■ **THE PROBLEM**:
Copy each line that has the string "угіддях" somewhere in it.

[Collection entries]

====

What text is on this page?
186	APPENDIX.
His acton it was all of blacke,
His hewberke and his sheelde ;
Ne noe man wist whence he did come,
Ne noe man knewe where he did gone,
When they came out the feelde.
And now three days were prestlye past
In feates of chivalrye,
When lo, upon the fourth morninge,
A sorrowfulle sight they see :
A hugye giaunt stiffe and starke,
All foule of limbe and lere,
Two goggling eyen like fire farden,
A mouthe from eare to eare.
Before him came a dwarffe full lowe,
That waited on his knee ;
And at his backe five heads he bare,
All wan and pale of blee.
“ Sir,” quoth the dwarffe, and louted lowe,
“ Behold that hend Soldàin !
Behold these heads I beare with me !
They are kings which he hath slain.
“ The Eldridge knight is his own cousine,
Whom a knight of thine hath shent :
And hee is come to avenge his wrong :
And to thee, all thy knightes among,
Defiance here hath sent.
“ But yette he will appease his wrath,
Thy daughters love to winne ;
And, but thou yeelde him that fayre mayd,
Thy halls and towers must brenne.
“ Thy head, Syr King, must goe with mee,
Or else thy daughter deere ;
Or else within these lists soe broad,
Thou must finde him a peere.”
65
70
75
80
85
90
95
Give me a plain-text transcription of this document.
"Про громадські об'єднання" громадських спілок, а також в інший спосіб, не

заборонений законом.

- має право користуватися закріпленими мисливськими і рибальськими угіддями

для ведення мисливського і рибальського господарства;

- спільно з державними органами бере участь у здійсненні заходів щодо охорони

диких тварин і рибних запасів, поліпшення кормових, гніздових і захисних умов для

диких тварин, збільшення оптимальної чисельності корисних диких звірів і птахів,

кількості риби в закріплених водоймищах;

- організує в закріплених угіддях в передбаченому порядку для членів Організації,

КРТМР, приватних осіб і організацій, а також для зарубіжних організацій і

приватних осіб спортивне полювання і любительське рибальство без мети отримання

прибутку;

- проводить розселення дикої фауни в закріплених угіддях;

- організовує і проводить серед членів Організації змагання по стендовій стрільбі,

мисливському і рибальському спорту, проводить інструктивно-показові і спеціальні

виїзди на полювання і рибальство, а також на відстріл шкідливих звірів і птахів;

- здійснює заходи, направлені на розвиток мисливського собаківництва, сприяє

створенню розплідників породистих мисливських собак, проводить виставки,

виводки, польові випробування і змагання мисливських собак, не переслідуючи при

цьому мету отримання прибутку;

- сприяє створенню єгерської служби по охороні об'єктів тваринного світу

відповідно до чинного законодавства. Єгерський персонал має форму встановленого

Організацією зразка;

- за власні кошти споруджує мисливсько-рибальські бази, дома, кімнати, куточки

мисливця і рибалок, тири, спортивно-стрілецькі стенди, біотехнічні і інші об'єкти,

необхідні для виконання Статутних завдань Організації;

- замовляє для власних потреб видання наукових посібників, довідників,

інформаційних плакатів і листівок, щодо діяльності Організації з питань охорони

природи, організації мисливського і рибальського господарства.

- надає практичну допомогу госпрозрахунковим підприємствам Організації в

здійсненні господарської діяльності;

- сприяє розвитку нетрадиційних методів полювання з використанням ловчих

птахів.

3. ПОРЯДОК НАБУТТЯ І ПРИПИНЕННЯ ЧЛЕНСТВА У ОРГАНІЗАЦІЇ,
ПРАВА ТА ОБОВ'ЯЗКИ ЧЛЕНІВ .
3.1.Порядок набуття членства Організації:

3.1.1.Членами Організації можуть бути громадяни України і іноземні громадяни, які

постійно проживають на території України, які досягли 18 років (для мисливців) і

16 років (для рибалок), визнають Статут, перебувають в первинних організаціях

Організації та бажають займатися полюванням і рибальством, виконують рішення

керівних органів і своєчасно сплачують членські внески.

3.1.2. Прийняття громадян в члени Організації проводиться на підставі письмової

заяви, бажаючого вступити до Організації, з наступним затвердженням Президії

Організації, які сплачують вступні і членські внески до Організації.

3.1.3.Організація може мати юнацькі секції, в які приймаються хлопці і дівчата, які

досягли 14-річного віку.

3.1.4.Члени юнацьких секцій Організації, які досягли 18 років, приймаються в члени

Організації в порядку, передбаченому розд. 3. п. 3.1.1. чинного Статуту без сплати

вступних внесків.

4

====

■ **RIGHT ANSWER**:
- організує в закріплених угіддях в передбаченому порядку для членів Організації,
- проводить розселення дикої фауни в закріплених угіддях;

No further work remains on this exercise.